Data records:
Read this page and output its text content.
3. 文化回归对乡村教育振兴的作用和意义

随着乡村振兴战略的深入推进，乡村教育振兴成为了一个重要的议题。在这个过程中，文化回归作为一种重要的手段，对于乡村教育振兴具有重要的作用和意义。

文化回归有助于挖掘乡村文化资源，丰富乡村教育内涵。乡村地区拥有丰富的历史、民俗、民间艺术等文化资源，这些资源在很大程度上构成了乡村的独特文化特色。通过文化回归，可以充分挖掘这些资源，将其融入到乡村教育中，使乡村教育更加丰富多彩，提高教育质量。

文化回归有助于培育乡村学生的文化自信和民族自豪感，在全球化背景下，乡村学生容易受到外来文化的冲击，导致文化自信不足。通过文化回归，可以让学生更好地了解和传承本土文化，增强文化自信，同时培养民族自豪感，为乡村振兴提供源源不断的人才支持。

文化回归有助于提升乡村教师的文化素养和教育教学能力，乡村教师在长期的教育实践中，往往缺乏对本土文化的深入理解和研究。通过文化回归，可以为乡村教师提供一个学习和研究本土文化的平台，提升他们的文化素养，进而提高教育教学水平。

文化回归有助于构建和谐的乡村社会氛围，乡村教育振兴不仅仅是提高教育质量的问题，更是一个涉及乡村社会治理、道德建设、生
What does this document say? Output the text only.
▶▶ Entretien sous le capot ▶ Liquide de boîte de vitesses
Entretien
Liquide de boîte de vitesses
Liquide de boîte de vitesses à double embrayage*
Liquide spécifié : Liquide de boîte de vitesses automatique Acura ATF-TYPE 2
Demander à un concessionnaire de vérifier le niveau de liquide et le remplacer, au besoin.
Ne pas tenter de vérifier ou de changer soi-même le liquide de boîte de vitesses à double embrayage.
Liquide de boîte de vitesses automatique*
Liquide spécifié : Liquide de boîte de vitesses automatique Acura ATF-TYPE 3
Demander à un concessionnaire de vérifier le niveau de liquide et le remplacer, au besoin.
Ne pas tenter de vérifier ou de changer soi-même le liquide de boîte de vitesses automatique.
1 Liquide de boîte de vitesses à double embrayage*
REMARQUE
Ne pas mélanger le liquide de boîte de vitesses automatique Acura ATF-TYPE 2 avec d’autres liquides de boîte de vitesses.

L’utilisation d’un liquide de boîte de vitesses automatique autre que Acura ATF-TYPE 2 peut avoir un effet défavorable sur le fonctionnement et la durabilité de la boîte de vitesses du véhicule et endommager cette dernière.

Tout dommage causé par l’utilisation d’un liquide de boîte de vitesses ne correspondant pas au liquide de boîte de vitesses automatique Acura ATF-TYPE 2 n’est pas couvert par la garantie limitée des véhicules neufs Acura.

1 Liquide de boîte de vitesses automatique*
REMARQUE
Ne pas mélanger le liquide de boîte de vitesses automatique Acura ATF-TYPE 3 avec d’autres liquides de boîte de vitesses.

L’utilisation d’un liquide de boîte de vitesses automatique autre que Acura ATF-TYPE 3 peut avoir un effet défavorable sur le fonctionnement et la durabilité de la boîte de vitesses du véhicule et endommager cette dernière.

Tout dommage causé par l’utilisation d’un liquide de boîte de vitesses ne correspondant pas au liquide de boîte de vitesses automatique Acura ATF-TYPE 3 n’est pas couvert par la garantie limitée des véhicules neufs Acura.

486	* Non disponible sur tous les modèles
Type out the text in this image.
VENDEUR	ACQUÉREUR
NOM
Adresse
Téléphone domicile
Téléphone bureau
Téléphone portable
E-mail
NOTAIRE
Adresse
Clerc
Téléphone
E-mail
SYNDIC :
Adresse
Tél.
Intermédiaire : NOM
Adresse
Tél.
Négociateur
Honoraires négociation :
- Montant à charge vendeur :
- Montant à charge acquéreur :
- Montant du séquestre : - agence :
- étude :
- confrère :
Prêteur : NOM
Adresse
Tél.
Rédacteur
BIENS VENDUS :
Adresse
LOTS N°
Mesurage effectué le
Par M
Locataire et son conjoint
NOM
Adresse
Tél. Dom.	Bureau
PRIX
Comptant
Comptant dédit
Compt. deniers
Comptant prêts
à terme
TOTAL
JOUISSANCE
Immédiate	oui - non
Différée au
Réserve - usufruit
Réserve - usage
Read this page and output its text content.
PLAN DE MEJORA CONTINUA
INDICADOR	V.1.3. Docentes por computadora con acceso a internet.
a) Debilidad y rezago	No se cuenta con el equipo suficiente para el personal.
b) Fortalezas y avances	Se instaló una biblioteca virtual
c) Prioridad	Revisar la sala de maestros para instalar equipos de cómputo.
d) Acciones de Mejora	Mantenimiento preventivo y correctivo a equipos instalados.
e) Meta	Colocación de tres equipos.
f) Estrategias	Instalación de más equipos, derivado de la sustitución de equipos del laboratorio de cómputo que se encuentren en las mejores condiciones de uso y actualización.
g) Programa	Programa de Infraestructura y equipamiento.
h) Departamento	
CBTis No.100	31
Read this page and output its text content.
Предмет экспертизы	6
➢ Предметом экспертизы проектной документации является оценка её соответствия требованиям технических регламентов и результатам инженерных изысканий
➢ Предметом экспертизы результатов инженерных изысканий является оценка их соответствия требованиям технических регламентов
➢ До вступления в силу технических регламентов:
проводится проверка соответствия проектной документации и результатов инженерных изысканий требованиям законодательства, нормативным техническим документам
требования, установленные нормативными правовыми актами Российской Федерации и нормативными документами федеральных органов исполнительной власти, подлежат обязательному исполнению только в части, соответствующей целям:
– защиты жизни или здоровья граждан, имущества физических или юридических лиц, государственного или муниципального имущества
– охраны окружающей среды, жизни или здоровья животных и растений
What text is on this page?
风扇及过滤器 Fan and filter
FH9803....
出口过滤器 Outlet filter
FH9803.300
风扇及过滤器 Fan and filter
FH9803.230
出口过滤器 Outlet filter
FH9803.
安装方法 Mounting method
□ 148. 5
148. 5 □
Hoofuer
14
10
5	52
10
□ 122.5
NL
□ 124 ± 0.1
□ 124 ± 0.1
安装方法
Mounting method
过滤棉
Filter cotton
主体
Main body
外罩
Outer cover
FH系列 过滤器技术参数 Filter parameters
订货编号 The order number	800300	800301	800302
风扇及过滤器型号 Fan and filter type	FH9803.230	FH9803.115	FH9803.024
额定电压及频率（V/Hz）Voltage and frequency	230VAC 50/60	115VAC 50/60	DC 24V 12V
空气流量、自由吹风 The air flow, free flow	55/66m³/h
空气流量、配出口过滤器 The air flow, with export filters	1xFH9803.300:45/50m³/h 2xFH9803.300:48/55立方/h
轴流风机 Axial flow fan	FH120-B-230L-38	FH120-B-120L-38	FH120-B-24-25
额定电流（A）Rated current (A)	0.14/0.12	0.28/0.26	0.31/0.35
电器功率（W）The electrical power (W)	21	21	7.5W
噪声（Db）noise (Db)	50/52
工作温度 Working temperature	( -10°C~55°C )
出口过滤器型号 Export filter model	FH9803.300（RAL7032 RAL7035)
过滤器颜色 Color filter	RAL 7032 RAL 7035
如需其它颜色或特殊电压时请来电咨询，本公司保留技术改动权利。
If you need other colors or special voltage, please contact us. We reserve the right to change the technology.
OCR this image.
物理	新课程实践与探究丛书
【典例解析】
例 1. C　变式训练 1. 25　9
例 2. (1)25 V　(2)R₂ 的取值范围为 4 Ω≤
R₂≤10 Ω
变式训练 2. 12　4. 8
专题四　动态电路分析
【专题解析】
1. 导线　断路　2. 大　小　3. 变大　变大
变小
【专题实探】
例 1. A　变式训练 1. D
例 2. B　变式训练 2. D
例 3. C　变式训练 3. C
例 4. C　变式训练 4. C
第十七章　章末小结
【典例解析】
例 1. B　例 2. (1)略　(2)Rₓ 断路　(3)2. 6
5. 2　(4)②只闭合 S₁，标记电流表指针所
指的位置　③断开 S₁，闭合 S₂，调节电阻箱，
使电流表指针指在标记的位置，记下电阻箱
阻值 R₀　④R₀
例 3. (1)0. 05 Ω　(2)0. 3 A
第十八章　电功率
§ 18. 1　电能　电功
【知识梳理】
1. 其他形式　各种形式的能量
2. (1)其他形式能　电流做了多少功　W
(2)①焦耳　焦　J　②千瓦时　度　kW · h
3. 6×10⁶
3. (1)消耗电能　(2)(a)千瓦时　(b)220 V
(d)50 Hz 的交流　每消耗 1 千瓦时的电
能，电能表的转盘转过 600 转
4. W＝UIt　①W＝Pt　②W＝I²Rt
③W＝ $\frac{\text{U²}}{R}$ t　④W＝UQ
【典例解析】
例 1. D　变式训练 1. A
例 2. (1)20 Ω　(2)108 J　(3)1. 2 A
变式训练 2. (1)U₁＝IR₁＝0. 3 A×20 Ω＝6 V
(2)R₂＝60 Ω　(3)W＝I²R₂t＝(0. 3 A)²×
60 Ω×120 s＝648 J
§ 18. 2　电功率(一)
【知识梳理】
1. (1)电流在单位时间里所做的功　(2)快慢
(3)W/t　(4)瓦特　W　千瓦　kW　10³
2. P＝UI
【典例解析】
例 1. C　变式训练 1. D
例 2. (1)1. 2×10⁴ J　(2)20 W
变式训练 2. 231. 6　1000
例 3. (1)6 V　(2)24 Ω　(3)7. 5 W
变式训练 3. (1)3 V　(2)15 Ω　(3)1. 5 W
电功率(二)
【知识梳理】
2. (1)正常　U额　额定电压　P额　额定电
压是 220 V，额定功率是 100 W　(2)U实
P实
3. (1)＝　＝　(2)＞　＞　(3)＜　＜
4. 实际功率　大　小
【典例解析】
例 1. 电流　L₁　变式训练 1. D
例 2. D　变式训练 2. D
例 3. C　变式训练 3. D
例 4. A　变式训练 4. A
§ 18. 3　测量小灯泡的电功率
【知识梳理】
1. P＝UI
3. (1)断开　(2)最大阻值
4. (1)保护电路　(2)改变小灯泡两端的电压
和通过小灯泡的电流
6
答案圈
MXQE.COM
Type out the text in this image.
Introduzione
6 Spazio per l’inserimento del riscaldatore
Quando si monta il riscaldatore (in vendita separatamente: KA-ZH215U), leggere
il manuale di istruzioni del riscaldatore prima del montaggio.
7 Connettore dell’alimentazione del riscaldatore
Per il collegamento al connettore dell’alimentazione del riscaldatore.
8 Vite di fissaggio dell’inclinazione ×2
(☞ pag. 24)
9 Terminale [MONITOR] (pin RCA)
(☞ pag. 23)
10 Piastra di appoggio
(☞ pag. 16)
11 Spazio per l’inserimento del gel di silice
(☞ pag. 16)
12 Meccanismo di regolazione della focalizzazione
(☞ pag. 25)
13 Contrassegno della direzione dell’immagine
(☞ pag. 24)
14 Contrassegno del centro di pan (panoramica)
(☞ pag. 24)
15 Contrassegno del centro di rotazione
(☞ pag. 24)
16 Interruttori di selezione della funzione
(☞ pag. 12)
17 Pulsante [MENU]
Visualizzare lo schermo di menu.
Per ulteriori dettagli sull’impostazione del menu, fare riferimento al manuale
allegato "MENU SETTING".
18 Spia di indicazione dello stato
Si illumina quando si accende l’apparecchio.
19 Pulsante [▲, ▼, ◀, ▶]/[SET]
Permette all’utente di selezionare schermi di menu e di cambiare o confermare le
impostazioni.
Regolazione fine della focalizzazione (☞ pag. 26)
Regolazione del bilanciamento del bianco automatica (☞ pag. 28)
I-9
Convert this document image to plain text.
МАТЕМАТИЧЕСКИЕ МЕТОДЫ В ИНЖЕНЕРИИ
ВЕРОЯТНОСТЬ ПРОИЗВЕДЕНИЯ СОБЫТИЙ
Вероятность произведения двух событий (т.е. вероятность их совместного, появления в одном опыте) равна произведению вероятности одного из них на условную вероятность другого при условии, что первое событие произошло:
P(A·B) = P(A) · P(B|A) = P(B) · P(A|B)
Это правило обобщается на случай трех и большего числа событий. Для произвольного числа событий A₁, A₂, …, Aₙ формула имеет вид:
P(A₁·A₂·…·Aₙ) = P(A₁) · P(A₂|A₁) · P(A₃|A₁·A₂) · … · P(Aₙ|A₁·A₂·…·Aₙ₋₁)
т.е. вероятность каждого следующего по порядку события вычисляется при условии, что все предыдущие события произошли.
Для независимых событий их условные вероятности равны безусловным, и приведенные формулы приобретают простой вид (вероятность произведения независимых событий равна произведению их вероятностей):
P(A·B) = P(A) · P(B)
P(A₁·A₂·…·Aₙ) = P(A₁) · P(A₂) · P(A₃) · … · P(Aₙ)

Your instructions => Collect the lines of the data that carry the word "Comptant".

Answer to the problem =>
Comptant
Comptant dédit
Comptant prêts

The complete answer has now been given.